» What to work on
Look through the listing for the word "περὶ". Copy each line that has it.

» Information given
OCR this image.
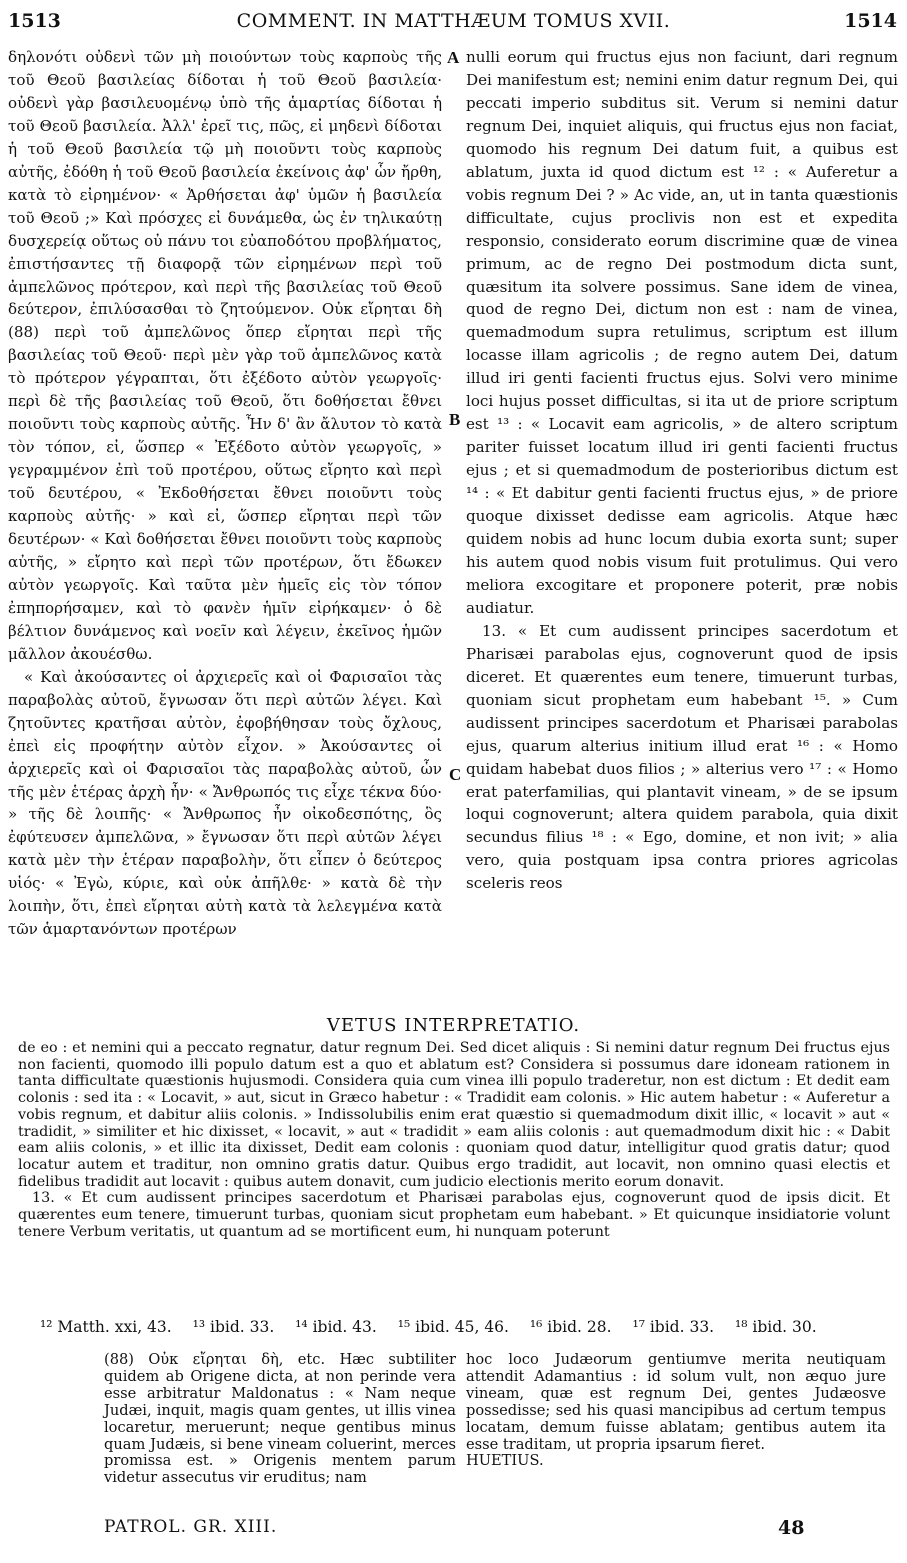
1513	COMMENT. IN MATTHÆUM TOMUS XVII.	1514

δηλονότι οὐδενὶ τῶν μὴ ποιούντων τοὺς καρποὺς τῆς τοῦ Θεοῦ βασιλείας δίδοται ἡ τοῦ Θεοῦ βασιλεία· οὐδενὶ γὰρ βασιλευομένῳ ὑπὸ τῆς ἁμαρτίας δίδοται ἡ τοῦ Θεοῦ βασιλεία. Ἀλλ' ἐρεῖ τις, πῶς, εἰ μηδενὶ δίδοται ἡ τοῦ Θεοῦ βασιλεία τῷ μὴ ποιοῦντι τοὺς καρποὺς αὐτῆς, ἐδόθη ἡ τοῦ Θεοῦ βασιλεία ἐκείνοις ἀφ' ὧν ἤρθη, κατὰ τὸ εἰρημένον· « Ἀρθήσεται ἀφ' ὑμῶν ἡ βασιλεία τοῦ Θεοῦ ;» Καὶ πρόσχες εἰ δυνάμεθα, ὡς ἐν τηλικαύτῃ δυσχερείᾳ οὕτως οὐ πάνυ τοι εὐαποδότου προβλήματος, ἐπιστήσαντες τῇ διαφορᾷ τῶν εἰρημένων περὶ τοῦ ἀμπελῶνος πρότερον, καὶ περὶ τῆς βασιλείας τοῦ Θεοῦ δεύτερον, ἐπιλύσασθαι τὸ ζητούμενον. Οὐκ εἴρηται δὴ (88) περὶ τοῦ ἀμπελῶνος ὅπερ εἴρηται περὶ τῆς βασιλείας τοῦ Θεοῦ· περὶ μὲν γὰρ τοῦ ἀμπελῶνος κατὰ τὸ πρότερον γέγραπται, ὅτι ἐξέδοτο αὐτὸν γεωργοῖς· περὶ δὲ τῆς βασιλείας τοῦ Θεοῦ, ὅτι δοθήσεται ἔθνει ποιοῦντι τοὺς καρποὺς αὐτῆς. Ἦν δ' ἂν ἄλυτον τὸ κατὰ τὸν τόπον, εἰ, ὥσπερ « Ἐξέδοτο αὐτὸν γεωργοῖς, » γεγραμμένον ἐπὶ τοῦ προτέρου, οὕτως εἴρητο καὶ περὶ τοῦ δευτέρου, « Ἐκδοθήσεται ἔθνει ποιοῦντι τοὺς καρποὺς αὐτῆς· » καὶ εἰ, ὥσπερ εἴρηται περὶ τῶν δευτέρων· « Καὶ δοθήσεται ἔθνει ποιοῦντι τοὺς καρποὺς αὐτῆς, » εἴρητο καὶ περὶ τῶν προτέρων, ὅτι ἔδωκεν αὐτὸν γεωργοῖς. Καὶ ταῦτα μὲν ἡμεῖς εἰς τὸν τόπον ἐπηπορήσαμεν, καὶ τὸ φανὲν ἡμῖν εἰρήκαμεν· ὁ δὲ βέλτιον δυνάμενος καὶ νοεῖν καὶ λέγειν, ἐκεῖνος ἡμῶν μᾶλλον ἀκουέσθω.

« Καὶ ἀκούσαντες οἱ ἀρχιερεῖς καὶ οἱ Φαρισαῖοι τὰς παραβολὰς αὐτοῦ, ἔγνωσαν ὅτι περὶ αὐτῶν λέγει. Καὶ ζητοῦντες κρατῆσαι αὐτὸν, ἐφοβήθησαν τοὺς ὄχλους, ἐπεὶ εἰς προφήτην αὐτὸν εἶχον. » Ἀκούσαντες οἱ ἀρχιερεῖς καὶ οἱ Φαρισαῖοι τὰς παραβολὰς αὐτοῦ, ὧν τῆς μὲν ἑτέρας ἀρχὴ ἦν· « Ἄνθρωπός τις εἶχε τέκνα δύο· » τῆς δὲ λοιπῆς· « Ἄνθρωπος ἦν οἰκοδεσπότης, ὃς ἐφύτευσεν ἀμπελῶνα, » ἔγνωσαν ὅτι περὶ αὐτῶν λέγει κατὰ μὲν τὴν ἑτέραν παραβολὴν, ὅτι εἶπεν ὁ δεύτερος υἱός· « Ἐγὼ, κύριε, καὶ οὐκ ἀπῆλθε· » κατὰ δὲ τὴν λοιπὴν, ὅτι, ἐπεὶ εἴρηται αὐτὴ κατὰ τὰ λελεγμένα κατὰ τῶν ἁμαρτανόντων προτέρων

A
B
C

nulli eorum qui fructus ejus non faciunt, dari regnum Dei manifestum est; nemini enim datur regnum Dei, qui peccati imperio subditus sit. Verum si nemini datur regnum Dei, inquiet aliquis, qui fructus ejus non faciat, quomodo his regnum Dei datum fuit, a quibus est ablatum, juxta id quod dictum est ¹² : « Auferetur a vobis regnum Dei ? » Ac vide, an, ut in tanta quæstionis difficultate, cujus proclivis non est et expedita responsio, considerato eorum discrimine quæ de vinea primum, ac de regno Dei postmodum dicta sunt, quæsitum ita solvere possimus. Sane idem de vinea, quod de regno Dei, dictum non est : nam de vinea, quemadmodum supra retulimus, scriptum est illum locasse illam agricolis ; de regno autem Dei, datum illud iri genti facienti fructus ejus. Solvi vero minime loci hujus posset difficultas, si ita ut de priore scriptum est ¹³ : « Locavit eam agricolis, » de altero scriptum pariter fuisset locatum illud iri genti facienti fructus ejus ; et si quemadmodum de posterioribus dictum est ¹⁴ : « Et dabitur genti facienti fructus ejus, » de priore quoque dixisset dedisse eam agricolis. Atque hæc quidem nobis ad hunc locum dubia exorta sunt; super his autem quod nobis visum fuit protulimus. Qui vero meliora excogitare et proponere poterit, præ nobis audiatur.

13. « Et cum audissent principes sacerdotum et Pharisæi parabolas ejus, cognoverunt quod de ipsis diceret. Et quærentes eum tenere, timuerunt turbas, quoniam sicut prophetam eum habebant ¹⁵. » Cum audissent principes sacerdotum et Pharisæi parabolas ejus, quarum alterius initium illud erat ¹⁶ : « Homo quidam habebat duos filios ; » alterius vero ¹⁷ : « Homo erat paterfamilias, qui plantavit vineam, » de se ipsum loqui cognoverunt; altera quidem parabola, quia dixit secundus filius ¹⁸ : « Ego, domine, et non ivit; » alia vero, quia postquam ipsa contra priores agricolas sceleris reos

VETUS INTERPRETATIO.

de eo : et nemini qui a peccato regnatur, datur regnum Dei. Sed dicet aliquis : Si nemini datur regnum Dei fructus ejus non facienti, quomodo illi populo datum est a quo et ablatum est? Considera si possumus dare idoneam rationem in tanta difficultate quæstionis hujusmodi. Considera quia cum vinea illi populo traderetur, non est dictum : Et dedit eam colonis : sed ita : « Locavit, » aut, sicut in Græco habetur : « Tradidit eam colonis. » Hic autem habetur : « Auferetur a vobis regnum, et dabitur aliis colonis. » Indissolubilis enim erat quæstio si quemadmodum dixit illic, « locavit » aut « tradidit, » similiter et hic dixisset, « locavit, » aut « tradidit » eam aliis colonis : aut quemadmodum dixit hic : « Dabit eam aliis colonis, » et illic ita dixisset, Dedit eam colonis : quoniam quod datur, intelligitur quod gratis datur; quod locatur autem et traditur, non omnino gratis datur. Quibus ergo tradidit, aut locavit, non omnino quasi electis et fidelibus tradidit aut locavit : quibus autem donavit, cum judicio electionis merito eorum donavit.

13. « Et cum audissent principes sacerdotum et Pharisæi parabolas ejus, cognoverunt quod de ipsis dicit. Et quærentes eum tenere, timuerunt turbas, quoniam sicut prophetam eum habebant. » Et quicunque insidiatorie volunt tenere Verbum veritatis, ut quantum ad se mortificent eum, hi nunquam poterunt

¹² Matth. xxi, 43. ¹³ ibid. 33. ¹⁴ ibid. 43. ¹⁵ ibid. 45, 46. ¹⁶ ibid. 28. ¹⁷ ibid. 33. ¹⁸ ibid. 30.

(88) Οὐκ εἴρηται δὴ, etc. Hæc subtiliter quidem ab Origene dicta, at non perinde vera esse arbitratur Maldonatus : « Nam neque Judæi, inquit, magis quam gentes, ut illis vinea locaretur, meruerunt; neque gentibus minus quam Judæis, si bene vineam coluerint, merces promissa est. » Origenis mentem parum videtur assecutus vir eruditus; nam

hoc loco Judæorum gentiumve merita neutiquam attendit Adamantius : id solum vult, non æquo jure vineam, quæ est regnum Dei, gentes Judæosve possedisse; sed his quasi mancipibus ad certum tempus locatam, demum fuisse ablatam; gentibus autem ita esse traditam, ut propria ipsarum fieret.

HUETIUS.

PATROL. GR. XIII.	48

...

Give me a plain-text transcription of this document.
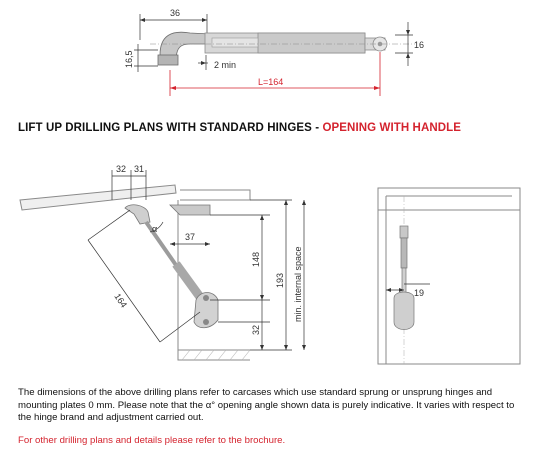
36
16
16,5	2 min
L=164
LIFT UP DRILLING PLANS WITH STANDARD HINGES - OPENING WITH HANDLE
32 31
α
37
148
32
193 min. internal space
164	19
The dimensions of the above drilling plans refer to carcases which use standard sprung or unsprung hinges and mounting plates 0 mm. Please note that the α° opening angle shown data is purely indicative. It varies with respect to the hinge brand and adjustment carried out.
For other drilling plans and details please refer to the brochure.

...

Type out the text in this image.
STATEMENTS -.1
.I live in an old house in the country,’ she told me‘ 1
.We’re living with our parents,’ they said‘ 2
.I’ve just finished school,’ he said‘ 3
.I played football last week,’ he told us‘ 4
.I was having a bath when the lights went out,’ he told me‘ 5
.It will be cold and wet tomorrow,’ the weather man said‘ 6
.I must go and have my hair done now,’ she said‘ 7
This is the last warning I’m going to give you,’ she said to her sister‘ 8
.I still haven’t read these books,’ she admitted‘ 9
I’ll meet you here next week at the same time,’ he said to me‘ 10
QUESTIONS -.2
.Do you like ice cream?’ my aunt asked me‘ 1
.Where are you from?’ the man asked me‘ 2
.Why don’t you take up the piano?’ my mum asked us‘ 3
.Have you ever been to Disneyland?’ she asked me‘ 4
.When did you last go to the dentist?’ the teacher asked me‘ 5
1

» Final result
δηλονότι οὐδενὶ τῶν μὴ ποιούντων τοὺς καρποὺς τῆς τοῦ Θεοῦ βασιλείας δίδοται ἡ τοῦ Θεοῦ βασιλεία· οὐδενὶ γὰρ βασιλευομένῳ ὑπὸ τῆς ἁμαρτίας δίδοται ἡ τοῦ Θεοῦ βασιλεία. Ἀλλ' ἐρεῖ τις, πῶς, εἰ μηδενὶ δίδοται ἡ τοῦ Θεοῦ βασιλεία τῷ μὴ ποιοῦντι τοὺς καρποὺς αὐτῆς, ἐδόθη ἡ τοῦ Θεοῦ βασιλεία ἐκείνοις ἀφ' ὧν ἤρθη, κατὰ τὸ εἰρημένον· « Ἀρθήσεται ἀφ' ὑμῶν ἡ βασιλεία τοῦ Θεοῦ ;» Καὶ πρόσχες εἰ δυνάμεθα, ὡς ἐν τηλικαύτῃ δυσχερείᾳ οὕτως οὐ πάνυ τοι εὐαποδότου προβλήματος, ἐπιστήσαντες τῇ διαφορᾷ τῶν εἰρημένων περὶ τοῦ ἀμπελῶνος πρότερον, καὶ περὶ τῆς βασιλείας τοῦ Θεοῦ δεύτερον, ἐπιλύσασθαι τὸ ζητούμενον. Οὐκ εἴρηται δὴ (88) περὶ τοῦ ἀμπελῶνος ὅπερ εἴρηται περὶ τῆς βασιλείας τοῦ Θεοῦ· περὶ μὲν γὰρ τοῦ ἀμπελῶνος κατὰ τὸ πρότερον γέγραπται, ὅτι ἐξέδοτο αὐτὸν γεωργοῖς· περὶ δὲ τῆς βασιλείας τοῦ Θεοῦ, ὅτι δοθήσεται ἔθνει ποιοῦντι τοὺς καρποὺς αὐτῆς. Ἦν δ' ἂν ἄλυτον τὸ κατὰ τὸν τόπον, εἰ, ὥσπερ « Ἐξέδοτο αὐτὸν γεωργοῖς, » γεγραμμένον ἐπὶ τοῦ προτέρου, οὕτως εἴρητο καὶ περὶ τοῦ δευτέρου, « Ἐκδοθήσεται ἔθνει ποιοῦντι τοὺς καρποὺς αὐτῆς· » καὶ εἰ, ὥσπερ εἴρηται περὶ τῶν δευτέρων· « Καὶ δοθήσεται ἔθνει ποιοῦντι τοὺς καρποὺς αὐτῆς, » εἴρητο καὶ περὶ τῶν προτέρων, ὅτι ἔδωκεν αὐτὸν γεωργοῖς. Καὶ ταῦτα μὲν ἡμεῖς εἰς τὸν τόπον ἐπηπορήσαμεν, καὶ τὸ φανὲν ἡμῖν εἰρήκαμεν· ὁ δὲ βέλτιον δυνάμενος καὶ νοεῖν καὶ λέγειν, ἐκεῖνος ἡμῶν μᾶλλον ἀκουέσθω.
« Καὶ ἀκούσαντες οἱ ἀρχιερεῖς καὶ οἱ Φαρισαῖοι τὰς παραβολὰς αὐτοῦ, ἔγνωσαν ὅτι περὶ αὐτῶν λέγει. Καὶ ζητοῦντες κρατῆσαι αὐτὸν, ἐφοβήθησαν τοὺς ὄχλους, ἐπεὶ εἰς προφήτην αὐτὸν εἶχον. » Ἀκούσαντες οἱ ἀρχιερεῖς καὶ οἱ Φαρισαῖοι τὰς παραβολὰς αὐτοῦ, ὧν τῆς μὲν ἑτέρας ἀρχὴ ἦν· « Ἄνθρωπός τις εἶχε τέκνα δύο· » τῆς δὲ λοιπῆς· « Ἄνθρωπος ἦν οἰκοδεσπότης, ὃς ἐφύτευσεν ἀμπελῶνα, » ἔγνωσαν ὅτι περὶ αὐτῶν λέγει κατὰ μὲν τὴν ἑτέραν παραβολὴν, ὅτι εἶπεν ὁ δεύτερος υἱός· « Ἐγὼ, κύριε, καὶ οὐκ ἀπῆλθε· » κατὰ δὲ τὴν λοιπὴν, ὅτι, ἐπεὶ εἴρηται αὐτὴ κατὰ τὰ λελεγμένα κατὰ τῶν ἁμαρτανόντων προτέρων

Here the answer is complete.